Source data
--- begin ---

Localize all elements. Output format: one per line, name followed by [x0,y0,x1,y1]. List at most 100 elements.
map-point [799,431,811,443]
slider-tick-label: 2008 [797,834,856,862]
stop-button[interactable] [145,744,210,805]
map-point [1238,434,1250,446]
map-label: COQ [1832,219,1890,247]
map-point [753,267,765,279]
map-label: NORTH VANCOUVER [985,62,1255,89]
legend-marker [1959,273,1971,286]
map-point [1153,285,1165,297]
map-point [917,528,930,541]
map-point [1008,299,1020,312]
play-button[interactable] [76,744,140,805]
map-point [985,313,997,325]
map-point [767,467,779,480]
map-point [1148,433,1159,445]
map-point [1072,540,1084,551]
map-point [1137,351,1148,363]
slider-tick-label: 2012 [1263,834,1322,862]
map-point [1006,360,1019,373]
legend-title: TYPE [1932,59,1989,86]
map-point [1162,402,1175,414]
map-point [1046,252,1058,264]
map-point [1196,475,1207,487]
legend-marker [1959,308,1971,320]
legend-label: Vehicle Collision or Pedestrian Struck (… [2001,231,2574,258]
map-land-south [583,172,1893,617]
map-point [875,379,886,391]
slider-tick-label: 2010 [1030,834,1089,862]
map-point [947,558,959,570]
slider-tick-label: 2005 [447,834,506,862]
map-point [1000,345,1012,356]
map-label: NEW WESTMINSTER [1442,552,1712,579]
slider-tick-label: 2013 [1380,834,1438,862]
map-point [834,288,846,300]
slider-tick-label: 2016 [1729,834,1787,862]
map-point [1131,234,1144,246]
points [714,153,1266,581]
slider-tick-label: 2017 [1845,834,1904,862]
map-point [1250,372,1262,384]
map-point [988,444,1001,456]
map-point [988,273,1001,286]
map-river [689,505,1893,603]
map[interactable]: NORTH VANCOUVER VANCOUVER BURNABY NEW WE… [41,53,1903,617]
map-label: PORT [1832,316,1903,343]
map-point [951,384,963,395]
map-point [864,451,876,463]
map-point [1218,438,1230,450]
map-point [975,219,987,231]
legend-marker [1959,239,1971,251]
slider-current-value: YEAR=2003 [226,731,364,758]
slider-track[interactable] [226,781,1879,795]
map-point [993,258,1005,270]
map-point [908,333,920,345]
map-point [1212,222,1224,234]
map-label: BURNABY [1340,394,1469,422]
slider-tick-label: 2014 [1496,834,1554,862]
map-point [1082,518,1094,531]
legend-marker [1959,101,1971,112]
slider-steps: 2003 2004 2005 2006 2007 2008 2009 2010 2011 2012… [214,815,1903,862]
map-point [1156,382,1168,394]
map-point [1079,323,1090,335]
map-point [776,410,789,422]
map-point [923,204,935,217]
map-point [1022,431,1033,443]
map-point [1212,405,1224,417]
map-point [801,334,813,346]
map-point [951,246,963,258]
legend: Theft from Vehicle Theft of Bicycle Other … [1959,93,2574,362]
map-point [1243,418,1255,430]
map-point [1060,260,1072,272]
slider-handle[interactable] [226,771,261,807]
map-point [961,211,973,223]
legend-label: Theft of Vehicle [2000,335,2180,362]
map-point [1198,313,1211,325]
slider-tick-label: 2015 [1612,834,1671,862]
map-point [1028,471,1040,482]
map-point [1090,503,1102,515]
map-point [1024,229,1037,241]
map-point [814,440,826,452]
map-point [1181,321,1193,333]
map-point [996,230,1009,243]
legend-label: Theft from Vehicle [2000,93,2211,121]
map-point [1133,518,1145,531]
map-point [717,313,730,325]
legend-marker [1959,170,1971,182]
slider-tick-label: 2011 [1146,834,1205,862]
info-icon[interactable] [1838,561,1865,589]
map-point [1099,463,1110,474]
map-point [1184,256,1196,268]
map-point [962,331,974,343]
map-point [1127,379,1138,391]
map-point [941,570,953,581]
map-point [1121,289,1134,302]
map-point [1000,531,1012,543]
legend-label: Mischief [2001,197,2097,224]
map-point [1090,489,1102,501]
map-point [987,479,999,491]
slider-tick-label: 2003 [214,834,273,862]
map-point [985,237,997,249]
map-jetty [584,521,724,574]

--- end ---

EXERCISE REQUIREMENTS
Gather each line of the records above that includes the string "button" and copy those lines in full.

FINAL RESULT
stop-button[interactable] [145,744,210,805]
play-button[interactable] [76,744,140,805]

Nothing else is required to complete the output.